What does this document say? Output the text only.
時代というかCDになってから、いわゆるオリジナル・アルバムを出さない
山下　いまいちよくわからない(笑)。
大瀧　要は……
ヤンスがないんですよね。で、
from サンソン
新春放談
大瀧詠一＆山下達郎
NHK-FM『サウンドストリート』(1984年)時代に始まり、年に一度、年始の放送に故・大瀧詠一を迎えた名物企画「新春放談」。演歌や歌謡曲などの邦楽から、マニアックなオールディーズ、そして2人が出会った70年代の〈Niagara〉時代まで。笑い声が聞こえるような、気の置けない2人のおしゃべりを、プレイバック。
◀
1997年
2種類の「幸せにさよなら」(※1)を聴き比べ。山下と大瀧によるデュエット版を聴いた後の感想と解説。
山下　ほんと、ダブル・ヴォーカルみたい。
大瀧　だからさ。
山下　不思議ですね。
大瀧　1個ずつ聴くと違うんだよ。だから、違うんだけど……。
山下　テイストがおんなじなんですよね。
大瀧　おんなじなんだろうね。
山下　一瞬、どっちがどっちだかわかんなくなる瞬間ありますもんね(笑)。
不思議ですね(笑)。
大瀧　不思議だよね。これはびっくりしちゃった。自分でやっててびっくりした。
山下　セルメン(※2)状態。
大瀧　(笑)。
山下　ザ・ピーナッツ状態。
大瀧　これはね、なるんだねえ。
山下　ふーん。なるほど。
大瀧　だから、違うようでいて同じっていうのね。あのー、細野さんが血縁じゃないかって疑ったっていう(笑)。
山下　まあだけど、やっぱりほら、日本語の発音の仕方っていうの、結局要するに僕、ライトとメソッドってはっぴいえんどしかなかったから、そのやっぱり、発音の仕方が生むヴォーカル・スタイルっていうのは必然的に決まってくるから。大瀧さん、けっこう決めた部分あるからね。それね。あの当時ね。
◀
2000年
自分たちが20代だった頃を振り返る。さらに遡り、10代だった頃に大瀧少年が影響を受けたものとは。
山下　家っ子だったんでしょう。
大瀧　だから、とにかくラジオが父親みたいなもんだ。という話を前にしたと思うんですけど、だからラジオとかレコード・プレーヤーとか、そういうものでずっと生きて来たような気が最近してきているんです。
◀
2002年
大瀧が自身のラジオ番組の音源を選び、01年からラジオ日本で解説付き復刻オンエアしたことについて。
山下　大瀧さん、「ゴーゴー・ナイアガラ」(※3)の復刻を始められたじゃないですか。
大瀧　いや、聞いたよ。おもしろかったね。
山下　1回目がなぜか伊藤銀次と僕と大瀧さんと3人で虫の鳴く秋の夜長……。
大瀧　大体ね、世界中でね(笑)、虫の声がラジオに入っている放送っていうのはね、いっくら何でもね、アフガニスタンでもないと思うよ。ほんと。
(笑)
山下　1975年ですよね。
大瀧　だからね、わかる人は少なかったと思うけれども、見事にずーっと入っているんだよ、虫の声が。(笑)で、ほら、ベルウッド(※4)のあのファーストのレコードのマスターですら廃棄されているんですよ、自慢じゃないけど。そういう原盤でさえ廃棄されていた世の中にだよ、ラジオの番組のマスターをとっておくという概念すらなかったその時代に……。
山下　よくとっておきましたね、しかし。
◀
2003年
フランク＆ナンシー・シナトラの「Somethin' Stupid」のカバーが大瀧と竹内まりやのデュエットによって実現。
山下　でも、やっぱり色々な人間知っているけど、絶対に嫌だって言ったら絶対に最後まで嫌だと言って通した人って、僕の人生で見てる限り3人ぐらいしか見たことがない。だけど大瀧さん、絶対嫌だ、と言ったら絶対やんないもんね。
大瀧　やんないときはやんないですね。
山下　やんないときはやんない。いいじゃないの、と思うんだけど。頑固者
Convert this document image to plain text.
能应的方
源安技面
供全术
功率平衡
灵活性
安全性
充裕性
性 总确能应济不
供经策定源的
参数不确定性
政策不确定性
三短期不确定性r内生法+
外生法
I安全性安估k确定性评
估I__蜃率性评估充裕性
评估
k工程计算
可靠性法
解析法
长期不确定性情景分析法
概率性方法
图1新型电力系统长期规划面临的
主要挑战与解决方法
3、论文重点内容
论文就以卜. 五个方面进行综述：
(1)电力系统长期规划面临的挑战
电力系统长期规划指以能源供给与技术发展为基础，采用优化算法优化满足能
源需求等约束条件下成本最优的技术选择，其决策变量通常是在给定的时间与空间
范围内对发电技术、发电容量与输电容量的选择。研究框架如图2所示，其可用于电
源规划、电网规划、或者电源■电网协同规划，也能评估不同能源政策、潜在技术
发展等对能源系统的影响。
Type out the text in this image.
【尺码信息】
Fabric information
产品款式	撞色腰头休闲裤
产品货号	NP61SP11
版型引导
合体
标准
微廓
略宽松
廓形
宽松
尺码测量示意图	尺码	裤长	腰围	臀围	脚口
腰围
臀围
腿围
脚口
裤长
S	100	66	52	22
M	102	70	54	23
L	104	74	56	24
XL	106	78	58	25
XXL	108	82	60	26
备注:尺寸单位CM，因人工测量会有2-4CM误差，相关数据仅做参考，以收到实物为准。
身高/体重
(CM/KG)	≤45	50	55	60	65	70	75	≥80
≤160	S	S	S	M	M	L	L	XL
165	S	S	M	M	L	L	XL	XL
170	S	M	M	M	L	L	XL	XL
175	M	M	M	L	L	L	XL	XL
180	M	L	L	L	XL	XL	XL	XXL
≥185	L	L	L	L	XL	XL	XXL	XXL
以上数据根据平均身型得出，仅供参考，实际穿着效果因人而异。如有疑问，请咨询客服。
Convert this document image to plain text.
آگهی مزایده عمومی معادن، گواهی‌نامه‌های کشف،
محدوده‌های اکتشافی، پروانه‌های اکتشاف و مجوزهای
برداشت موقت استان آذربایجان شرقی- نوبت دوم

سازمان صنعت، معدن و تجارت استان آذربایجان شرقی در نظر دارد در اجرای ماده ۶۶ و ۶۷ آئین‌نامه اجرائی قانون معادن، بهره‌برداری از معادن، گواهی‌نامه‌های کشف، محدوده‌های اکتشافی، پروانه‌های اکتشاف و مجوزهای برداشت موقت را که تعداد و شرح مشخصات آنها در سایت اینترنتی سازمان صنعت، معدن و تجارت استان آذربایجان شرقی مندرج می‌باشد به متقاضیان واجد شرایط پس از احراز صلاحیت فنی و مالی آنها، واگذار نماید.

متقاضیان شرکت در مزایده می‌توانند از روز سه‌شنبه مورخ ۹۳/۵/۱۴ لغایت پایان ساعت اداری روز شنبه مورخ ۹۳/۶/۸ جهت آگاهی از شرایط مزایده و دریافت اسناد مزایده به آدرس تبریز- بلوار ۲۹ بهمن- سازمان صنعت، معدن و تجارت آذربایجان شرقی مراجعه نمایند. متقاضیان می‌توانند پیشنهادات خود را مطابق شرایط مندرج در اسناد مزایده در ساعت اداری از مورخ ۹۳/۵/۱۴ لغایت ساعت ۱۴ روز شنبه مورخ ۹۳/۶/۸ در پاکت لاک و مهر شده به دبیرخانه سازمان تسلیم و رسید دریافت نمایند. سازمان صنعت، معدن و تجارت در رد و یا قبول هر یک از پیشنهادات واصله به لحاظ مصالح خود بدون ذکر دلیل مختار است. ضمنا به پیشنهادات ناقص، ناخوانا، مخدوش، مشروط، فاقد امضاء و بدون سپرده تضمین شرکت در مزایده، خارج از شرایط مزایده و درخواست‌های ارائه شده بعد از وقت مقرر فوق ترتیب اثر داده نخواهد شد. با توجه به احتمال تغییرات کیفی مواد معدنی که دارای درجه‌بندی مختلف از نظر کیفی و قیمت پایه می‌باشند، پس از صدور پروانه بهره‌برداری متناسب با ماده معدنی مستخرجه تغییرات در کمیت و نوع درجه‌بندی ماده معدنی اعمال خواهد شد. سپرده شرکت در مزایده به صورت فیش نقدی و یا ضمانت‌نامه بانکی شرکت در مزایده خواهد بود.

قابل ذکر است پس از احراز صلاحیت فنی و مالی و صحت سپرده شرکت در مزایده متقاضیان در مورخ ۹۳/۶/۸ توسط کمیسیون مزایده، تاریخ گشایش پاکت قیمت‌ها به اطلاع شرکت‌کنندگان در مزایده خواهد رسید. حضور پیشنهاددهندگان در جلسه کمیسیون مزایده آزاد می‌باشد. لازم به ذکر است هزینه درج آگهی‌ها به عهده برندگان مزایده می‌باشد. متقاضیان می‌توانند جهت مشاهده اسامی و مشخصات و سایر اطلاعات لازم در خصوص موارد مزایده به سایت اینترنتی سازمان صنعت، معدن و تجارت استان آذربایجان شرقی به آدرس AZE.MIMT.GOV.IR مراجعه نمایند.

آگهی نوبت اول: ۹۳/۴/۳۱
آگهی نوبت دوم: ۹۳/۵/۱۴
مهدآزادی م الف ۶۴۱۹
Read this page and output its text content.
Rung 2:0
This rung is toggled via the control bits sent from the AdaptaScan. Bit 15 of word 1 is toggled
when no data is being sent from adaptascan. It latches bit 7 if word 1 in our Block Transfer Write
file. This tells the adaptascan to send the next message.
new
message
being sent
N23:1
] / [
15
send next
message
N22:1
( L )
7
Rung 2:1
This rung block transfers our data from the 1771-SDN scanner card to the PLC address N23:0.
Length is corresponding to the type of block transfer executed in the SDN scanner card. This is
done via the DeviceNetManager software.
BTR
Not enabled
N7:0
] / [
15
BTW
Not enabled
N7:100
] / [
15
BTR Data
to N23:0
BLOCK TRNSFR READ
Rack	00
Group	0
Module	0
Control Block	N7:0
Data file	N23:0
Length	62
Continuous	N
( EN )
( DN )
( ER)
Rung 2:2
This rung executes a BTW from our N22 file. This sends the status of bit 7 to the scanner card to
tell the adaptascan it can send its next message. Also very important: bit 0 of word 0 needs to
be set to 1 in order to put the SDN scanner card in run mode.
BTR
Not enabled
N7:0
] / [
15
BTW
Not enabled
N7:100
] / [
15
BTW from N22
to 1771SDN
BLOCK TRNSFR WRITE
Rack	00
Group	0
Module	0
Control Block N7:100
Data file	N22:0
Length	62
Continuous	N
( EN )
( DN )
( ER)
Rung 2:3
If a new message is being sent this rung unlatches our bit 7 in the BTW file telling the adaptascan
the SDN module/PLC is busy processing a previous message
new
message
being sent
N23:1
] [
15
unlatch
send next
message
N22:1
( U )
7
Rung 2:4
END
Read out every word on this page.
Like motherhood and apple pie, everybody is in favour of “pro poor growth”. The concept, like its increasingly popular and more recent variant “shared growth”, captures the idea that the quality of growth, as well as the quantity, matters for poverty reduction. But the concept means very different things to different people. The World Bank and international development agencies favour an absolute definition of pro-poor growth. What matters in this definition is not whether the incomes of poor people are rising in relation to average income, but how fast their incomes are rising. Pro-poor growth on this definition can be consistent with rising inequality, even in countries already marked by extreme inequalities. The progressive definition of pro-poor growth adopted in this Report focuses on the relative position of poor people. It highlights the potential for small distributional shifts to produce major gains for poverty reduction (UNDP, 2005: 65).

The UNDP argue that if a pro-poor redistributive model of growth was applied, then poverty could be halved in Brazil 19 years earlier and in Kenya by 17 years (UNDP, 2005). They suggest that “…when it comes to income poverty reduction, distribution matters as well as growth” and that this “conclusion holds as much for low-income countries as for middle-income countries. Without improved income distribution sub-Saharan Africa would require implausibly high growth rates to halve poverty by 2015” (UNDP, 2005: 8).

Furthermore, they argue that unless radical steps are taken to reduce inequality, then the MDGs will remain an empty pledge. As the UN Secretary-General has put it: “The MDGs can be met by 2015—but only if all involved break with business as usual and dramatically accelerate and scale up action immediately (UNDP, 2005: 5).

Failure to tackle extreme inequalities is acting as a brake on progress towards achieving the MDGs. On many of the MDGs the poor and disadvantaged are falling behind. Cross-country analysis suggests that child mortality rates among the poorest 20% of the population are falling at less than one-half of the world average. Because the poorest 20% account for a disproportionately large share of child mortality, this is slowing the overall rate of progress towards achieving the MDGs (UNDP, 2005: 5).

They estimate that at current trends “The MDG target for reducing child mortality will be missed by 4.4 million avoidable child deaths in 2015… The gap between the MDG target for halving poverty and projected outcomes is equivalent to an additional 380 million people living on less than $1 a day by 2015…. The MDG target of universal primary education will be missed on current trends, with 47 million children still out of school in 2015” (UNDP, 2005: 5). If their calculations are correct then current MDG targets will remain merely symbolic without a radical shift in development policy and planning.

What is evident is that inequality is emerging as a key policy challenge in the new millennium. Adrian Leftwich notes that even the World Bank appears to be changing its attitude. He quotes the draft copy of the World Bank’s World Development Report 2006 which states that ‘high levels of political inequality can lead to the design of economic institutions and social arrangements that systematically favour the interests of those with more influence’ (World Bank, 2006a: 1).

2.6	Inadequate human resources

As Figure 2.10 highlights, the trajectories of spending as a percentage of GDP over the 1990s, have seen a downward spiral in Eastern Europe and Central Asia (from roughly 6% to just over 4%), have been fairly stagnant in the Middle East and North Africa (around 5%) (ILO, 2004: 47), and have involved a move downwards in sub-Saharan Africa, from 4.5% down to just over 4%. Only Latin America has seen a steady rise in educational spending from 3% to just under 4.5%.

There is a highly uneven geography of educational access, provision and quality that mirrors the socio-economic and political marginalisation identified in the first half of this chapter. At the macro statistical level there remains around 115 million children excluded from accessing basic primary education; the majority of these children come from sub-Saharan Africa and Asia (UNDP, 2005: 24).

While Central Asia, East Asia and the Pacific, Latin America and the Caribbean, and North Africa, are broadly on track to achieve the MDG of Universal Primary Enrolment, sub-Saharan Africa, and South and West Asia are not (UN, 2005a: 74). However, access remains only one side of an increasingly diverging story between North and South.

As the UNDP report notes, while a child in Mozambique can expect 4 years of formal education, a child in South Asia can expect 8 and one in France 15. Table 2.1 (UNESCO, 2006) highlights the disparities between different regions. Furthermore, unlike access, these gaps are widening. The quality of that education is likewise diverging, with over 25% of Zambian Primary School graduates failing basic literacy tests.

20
———
Task = Copy out every line where the word "TRNSFR" occurs.

Completed task =
BLOCK TRNSFR READ
BLOCK TRNSFR WRITE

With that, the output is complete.